**Material shown**
.....

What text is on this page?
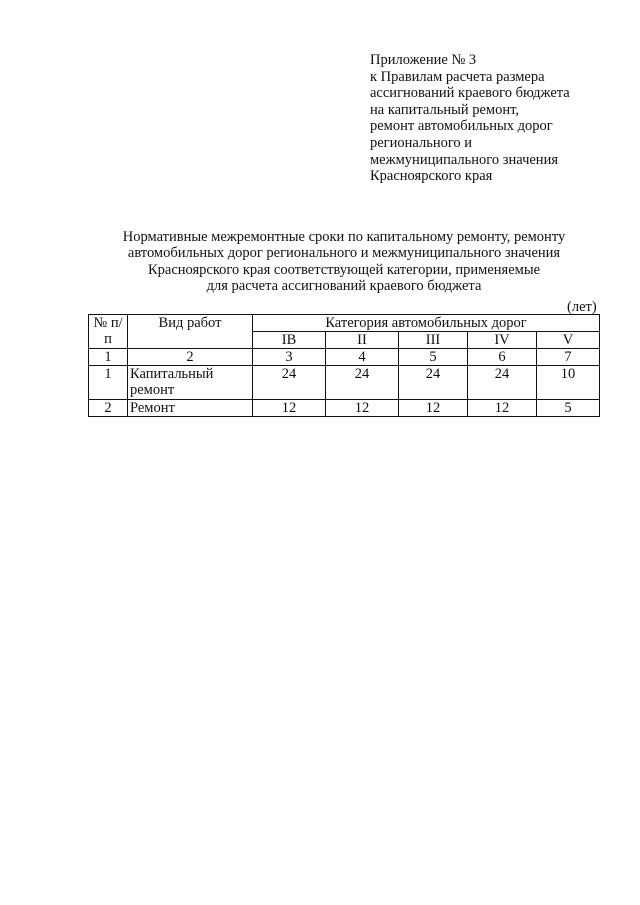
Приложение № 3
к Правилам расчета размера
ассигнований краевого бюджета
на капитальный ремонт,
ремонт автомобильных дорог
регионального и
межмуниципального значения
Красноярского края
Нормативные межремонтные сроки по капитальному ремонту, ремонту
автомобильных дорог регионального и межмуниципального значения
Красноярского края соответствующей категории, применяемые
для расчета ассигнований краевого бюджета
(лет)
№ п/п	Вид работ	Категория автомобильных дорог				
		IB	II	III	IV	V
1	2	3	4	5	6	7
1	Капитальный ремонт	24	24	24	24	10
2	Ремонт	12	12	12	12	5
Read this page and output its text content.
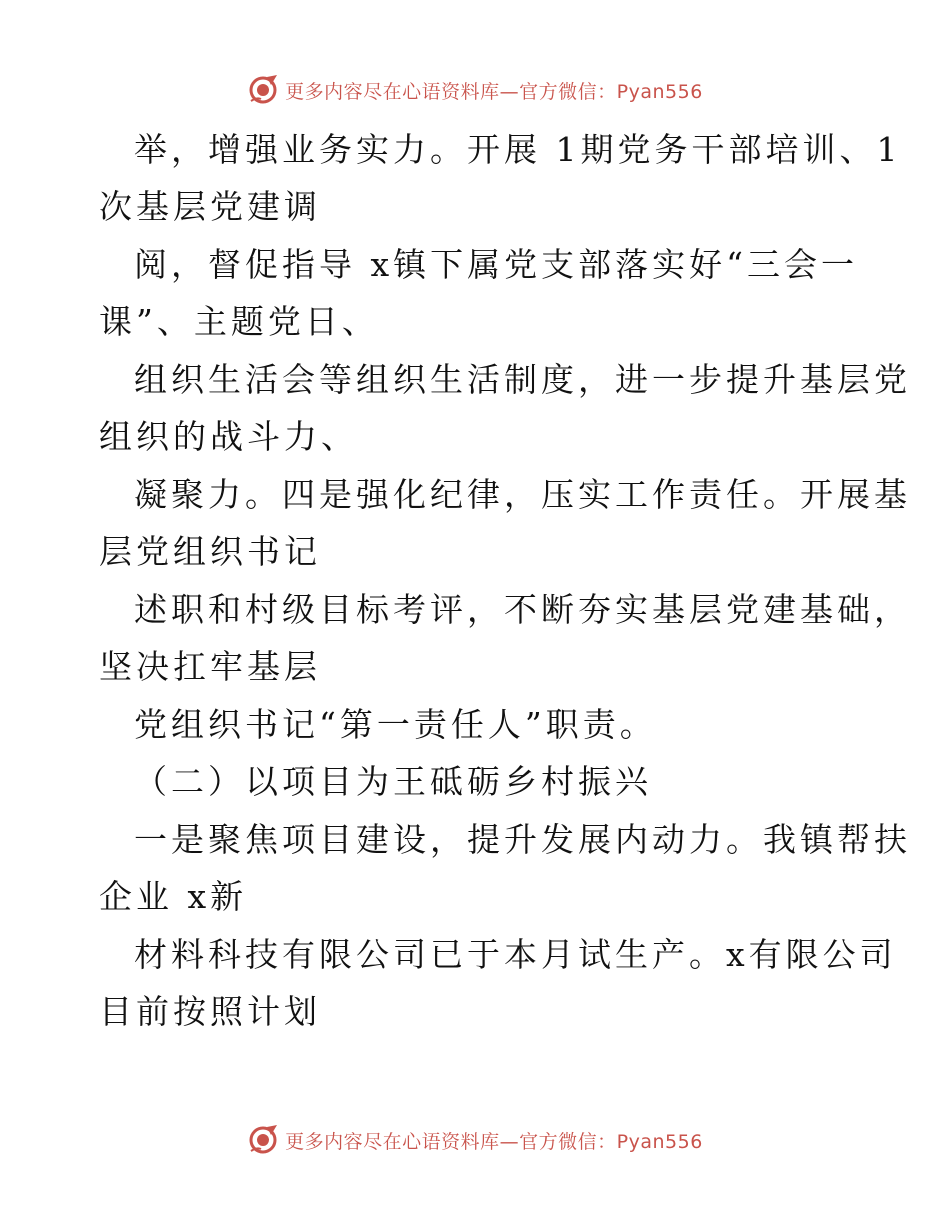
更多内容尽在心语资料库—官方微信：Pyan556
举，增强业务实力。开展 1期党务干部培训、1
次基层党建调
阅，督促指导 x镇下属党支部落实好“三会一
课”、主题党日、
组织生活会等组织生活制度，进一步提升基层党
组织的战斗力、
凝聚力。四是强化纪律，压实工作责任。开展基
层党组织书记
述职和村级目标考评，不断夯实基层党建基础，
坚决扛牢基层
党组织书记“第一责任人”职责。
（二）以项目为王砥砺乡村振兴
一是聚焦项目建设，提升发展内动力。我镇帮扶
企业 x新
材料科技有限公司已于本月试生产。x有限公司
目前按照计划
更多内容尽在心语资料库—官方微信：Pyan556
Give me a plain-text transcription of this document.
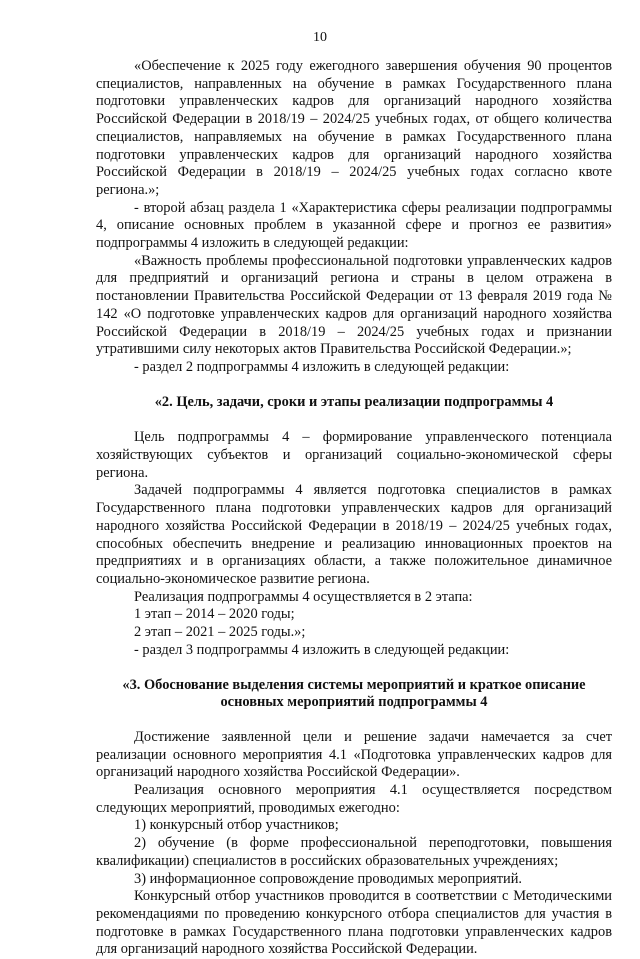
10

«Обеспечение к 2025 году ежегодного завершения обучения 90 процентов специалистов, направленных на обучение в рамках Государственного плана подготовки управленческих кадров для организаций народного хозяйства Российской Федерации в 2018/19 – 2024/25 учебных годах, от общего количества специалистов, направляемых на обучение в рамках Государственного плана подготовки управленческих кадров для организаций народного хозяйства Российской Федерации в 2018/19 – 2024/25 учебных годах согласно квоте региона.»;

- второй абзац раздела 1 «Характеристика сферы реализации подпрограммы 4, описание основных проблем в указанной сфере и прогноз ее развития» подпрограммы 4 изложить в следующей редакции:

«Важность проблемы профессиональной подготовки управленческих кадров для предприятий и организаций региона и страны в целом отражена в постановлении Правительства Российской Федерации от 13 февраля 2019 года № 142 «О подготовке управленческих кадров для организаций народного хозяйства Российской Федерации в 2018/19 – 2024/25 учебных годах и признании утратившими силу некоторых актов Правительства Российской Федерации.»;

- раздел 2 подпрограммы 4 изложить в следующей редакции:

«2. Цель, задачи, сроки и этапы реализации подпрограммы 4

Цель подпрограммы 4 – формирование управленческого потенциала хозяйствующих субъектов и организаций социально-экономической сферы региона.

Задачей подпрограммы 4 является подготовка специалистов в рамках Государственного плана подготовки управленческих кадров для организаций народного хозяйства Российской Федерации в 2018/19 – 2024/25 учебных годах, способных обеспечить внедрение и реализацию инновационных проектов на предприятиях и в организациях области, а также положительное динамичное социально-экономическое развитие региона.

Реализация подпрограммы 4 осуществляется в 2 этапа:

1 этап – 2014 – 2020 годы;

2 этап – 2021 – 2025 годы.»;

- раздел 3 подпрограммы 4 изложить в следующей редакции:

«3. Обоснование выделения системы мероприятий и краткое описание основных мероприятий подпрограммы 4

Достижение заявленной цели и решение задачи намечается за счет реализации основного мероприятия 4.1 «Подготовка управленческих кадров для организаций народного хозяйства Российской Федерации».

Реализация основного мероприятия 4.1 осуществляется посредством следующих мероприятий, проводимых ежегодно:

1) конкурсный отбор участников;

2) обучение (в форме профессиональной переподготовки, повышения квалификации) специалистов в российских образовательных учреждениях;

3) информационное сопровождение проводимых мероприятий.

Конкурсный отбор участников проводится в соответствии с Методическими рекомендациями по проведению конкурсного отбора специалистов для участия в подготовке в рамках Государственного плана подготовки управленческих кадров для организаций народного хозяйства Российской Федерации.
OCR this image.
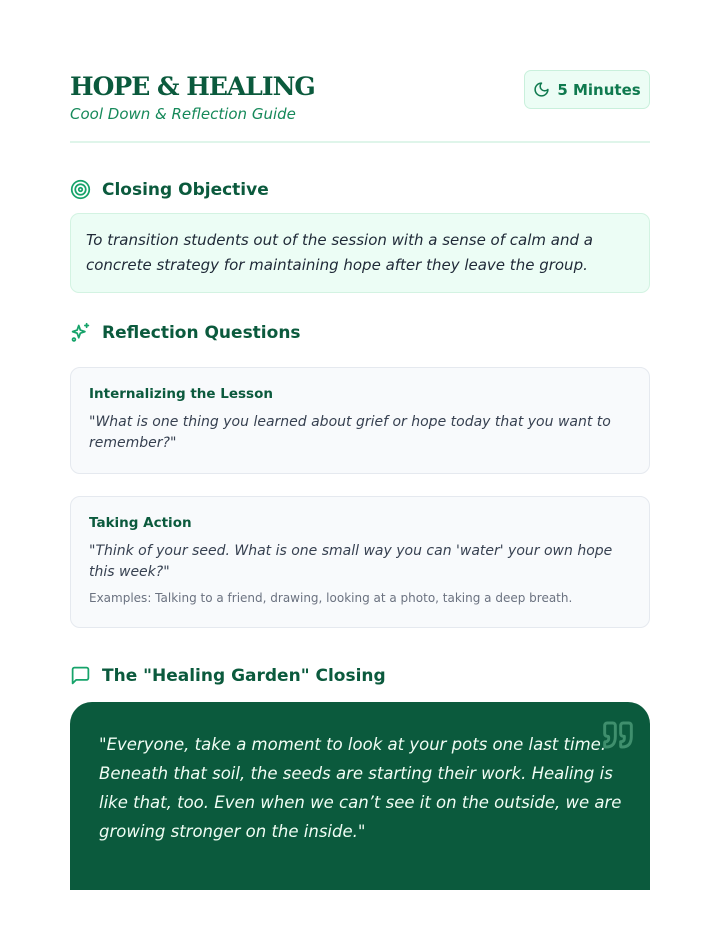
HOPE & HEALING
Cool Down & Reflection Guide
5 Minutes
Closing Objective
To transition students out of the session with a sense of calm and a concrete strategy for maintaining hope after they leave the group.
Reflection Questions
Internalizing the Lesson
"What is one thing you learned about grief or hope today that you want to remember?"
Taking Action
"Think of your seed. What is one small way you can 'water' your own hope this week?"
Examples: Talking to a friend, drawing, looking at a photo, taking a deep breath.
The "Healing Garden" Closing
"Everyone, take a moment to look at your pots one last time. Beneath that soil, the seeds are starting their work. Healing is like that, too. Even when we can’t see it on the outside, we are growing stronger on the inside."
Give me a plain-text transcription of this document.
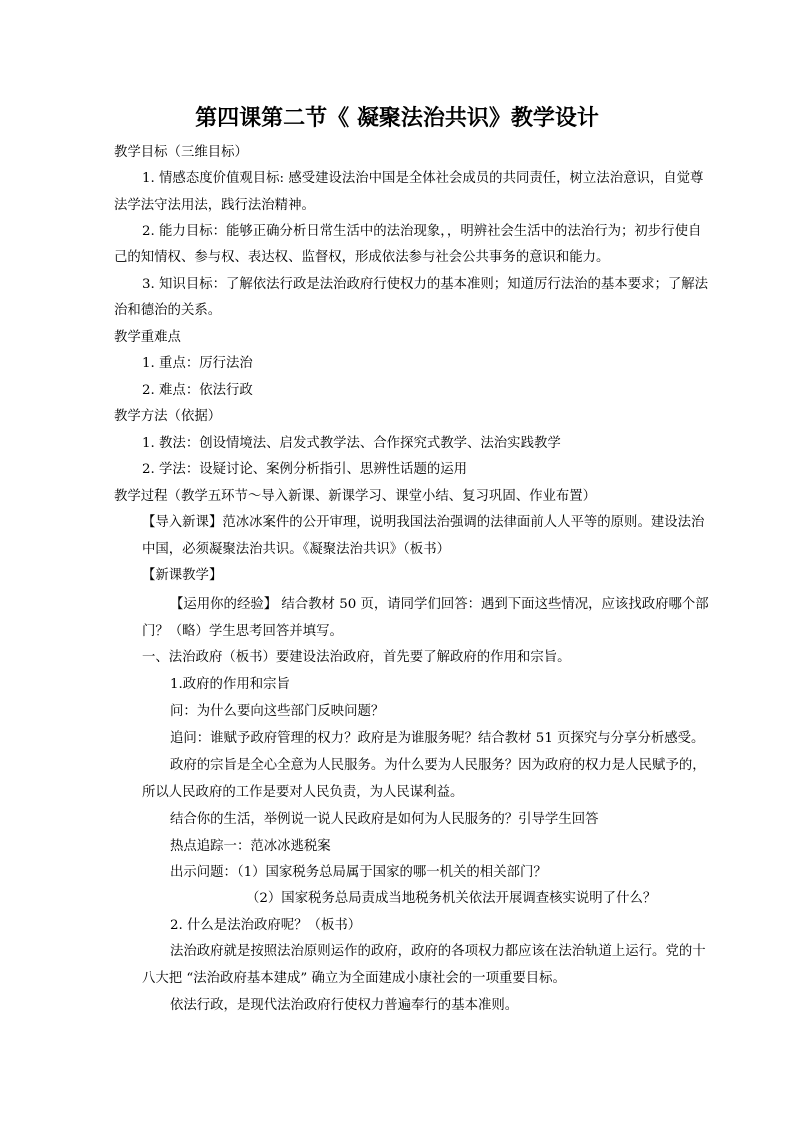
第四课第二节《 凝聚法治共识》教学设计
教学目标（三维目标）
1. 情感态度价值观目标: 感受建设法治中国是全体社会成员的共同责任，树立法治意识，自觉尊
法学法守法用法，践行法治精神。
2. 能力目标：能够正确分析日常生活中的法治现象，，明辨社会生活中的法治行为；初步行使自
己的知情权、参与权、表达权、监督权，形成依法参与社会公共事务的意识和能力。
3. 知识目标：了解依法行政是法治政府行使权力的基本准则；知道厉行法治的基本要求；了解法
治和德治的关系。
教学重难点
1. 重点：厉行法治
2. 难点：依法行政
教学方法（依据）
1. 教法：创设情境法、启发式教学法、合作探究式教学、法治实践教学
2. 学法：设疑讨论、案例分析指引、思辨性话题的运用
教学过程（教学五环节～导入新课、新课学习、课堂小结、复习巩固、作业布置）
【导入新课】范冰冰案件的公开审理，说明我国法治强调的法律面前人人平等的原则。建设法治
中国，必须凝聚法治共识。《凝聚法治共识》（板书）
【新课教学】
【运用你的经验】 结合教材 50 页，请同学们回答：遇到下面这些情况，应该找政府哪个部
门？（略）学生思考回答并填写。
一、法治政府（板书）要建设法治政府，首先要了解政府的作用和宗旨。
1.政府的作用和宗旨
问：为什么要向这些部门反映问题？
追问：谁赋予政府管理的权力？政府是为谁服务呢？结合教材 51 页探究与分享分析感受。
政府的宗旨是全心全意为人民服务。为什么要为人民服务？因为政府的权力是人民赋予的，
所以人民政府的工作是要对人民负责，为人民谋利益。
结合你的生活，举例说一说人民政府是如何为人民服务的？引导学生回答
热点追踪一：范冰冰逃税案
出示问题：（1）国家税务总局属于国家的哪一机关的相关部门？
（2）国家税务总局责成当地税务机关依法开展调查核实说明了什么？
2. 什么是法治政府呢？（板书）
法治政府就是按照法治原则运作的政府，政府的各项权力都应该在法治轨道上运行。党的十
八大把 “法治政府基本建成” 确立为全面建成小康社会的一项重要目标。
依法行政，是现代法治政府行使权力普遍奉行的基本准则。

.....

Copy, from the material, each line that holds the string "Reflection".

Cool Down & Reflection Guide
Reflection Questions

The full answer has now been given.